Start of RECORD EXCERPTS

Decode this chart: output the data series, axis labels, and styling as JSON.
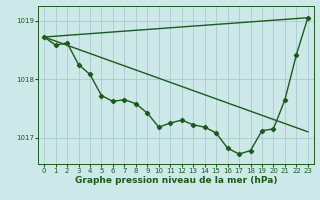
{
  "xlabel": "Graphe pression niveau de la mer (hPa)",
  "bg_color": "#cce8e8",
  "line_color": "#1a5c1a",
  "grid_color": "#aacccc",
  "xlim": [
    -0.5,
    23.5
  ],
  "ylim": [
    1016.55,
    1019.25
  ],
  "yticks": [
    1017,
    1018,
    1019
  ],
  "xticks": [
    0,
    1,
    2,
    3,
    4,
    5,
    6,
    7,
    8,
    9,
    10,
    11,
    12,
    13,
    14,
    15,
    16,
    17,
    18,
    19,
    20,
    21,
    22,
    23
  ],
  "series1_x": [
    0,
    23
  ],
  "series1_y": [
    1018.72,
    1019.05
  ],
  "series2_x": [
    0,
    23
  ],
  "series2_y": [
    1018.72,
    1017.1
  ],
  "series3_x": [
    0,
    1,
    2,
    3,
    4,
    5,
    6,
    7,
    8,
    9,
    10,
    11,
    12,
    13,
    14,
    15,
    16,
    17,
    18,
    19,
    20,
    21,
    22,
    23
  ],
  "series3_y": [
    1018.72,
    1018.58,
    1018.62,
    1018.25,
    1018.08,
    1017.72,
    1017.62,
    1017.65,
    1017.58,
    1017.42,
    1017.18,
    1017.25,
    1017.3,
    1017.22,
    1017.18,
    1017.08,
    1016.82,
    1016.72,
    1016.78,
    1017.12,
    1017.15,
    1017.65,
    1018.42,
    1019.05
  ],
  "marker": "D",
  "markersize": 2.2,
  "linewidth": 1.0,
  "label_fontsize": 6.5,
  "tick_fontsize": 5.0
}
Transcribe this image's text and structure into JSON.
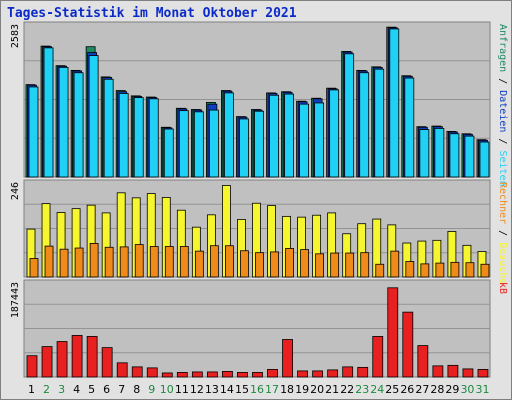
{
  "title": "Tages-Statistik im Monat Oktober 2021",
  "colors": {
    "background": "#e2e2e2",
    "plot_bg": "#c0c0c0",
    "grid": "#949494",
    "title": "#0b2bc8",
    "anfragen": "#1e8a63",
    "dateien": "#0f3fc0",
    "seiten": "#1fd2f5",
    "besuche": "#f5f530",
    "rechner": "#f08a18",
    "kb": "#e82020",
    "day_normal": "#000000",
    "day_weekend": "#1e8a3f"
  },
  "chart_data": [
    {
      "type": "bar",
      "panel": "top",
      "ymax_label": "2583",
      "ylim": [
        0,
        2583
      ],
      "right_labels": [
        {
          "text": "Anfragen",
          "color": "#1e8a63"
        },
        {
          "text": "Dateien",
          "color": "#0f3fc0"
        },
        {
          "text": "Seiten",
          "color": "#1fd2f5"
        }
      ],
      "series": [
        {
          "name": "Anfragen",
          "values": [
            1560,
            2210,
            1880,
            1800,
            2200,
            1690,
            1460,
            1370,
            1350,
            840,
            1160,
            1140,
            1260,
            1460,
            1020,
            1140,
            1420,
            1440,
            1280,
            1330,
            1500,
            2120,
            1800,
            1860,
            2530,
            1710,
            850,
            860,
            770,
            730,
            630
          ]
        },
        {
          "name": "Dateien",
          "values": [
            1550,
            2200,
            1870,
            1790,
            2100,
            1680,
            1440,
            1360,
            1340,
            830,
            1150,
            1130,
            1230,
            1450,
            1010,
            1130,
            1410,
            1430,
            1270,
            1320,
            1490,
            2110,
            1790,
            1850,
            2520,
            1700,
            840,
            850,
            760,
            720,
            620
          ]
        },
        {
          "name": "Seiten",
          "values": [
            1520,
            2180,
            1850,
            1760,
            2050,
            1650,
            1410,
            1340,
            1320,
            810,
            1120,
            1100,
            1130,
            1420,
            980,
            1110,
            1380,
            1400,
            1230,
            1250,
            1470,
            2080,
            1760,
            1820,
            2500,
            1670,
            800,
            820,
            730,
            690,
            590
          ]
        }
      ]
    },
    {
      "type": "bar",
      "panel": "middle",
      "ymax_label": "246",
      "ylim": [
        0,
        246
      ],
      "right_labels": [
        {
          "text": "Rechner",
          "color": "#f08a18"
        },
        {
          "text": "Besuche",
          "color": "#f5f530"
        }
      ],
      "series": [
        {
          "name": "Rechner",
          "values": [
            48,
            80,
            72,
            75,
            87,
            77,
            78,
            84,
            79,
            79,
            79,
            67,
            81,
            81,
            68,
            63,
            65,
            74,
            71,
            60,
            62,
            62,
            63,
            33,
            67,
            40,
            34,
            36,
            38,
            37,
            33
          ]
        },
        {
          "name": "Besuche",
          "values": [
            124,
            190,
            167,
            177,
            186,
            166,
            218,
            205,
            216,
            206,
            173,
            129,
            161,
            237,
            149,
            191,
            185,
            157,
            155,
            160,
            166,
            112,
            138,
            150,
            135,
            88,
            93,
            95,
            118,
            82,
            66
          ]
        }
      ]
    },
    {
      "type": "bar",
      "panel": "bottom",
      "ymax_label": "187443",
      "ylim": [
        0,
        187443
      ],
      "right_labels": [
        {
          "text": "kB",
          "color": "#e82020"
        }
      ],
      "series": [
        {
          "name": "kB",
          "values": [
            42000,
            60000,
            70000,
            82000,
            80000,
            58000,
            28000,
            20000,
            18000,
            8000,
            9000,
            10000,
            10000,
            11000,
            9000,
            9000,
            15000,
            74000,
            12000,
            12000,
            14000,
            20000,
            19000,
            80000,
            176000,
            128000,
            62000,
            22000,
            23000,
            16000,
            15000
          ]
        }
      ]
    }
  ],
  "days": [
    "1",
    "2",
    "3",
    "4",
    "5",
    "6",
    "7",
    "8",
    "9",
    "10",
    "11",
    "12",
    "13",
    "14",
    "15",
    "16",
    "17",
    "18",
    "19",
    "20",
    "21",
    "22",
    "23",
    "24",
    "25",
    "26",
    "27",
    "28",
    "29",
    "30",
    "31"
  ],
  "weekend_days": [
    2,
    3,
    9,
    10,
    16,
    17,
    23,
    24,
    30,
    31
  ]
}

End of RECORD EXCERPTS

[TASK DETAILS] Look for "this" and pull out every line that has it.

[SOLUTION]
Decode this chart: output the data series, axis labels, and styling as JSON.
Transcribe this image's text and structure into JSON.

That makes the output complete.